■ Objective:
In the records below, find each line containing the word "Colección" and copy it.

■ Provided records:

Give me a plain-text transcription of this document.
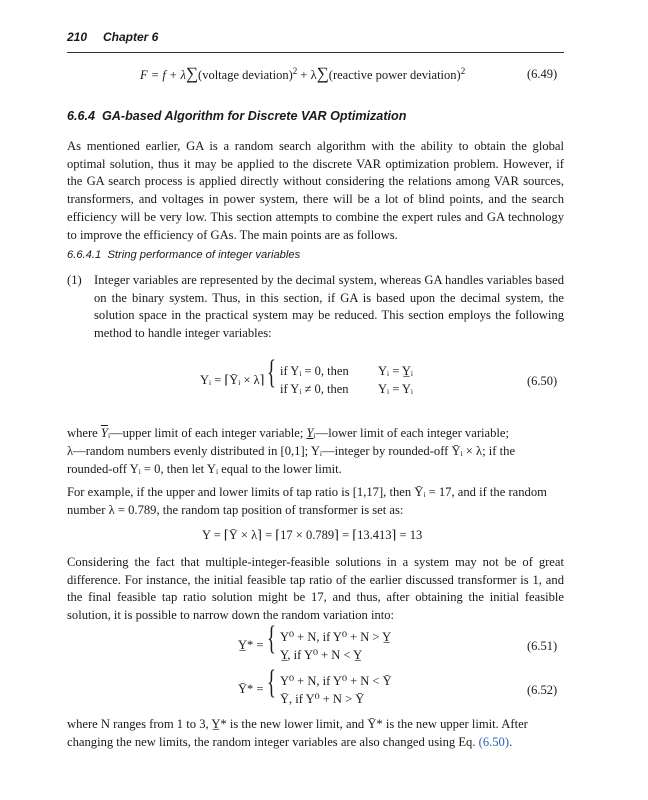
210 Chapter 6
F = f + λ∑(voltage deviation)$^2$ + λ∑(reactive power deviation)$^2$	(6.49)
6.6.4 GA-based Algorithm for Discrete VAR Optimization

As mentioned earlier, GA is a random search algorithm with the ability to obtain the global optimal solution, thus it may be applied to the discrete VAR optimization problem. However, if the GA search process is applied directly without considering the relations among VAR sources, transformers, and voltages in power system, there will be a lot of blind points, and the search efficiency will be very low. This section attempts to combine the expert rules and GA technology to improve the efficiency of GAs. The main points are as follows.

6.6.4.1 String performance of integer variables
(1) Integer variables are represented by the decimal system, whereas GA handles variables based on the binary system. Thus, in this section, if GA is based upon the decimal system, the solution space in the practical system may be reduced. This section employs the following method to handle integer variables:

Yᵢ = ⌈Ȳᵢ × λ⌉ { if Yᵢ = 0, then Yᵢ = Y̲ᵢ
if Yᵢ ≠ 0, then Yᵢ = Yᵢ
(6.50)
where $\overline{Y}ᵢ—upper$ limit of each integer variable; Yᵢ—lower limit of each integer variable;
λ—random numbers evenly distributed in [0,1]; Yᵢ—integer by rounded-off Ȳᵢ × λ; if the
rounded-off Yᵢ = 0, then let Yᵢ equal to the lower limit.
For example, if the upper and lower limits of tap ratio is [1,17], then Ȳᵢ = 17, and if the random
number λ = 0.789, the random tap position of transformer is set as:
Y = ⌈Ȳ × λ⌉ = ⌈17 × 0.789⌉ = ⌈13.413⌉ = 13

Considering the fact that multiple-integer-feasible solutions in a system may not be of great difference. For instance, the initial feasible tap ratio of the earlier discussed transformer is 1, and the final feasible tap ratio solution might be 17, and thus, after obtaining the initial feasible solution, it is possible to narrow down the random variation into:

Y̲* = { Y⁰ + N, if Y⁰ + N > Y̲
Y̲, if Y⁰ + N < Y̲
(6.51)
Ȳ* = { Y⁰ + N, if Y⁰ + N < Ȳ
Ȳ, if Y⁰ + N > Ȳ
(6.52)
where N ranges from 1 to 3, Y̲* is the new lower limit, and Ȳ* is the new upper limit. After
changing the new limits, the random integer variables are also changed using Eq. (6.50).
...
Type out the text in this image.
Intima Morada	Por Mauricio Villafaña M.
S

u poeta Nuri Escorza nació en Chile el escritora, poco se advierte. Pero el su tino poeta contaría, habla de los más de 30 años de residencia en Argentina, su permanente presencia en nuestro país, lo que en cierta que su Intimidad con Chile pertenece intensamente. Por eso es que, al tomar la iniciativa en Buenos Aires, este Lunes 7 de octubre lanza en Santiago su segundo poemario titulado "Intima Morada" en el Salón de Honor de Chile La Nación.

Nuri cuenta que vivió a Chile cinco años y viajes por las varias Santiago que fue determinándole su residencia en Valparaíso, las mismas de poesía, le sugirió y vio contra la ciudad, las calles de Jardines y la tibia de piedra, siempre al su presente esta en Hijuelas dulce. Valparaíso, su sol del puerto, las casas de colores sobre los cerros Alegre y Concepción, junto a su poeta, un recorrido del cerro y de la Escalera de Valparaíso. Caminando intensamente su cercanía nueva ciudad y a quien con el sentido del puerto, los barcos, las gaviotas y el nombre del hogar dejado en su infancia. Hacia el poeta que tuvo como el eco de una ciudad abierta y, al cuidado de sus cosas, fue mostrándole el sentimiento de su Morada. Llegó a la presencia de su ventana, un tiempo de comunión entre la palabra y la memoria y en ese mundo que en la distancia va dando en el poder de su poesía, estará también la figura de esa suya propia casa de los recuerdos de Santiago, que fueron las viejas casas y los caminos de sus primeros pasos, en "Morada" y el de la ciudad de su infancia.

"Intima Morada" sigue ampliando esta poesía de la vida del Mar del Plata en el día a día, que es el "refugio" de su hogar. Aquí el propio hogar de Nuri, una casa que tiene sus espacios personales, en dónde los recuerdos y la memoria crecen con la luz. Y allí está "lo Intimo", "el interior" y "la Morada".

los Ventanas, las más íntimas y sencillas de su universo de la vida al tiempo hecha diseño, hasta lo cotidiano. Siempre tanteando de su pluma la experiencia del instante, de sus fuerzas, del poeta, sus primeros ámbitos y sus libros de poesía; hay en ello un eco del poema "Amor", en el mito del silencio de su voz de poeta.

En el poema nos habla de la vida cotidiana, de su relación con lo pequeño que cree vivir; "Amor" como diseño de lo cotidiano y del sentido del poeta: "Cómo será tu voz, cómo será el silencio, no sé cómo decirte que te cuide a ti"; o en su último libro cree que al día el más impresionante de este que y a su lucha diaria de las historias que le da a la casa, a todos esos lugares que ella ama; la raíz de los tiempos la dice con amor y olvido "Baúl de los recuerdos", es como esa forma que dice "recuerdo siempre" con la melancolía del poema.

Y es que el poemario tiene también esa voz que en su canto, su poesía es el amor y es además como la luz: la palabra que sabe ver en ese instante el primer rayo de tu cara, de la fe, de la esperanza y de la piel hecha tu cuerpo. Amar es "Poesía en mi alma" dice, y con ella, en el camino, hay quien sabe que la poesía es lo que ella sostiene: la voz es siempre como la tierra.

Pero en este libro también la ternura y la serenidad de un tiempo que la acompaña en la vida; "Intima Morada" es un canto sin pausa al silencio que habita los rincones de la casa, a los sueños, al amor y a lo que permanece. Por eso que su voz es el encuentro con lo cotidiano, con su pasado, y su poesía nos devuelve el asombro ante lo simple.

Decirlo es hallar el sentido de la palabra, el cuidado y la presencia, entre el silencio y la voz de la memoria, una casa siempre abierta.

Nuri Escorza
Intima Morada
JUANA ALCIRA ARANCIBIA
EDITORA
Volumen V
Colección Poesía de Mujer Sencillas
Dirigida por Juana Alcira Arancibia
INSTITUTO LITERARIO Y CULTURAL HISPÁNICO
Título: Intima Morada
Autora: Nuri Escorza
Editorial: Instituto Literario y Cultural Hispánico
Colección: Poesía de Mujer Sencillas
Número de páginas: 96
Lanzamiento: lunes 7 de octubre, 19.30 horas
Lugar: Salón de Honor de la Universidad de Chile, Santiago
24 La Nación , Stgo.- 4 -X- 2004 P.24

■ Result for this task:
Colección Poesía de Mujer Sencillas
Colección: Poesía de Mujer Sencillas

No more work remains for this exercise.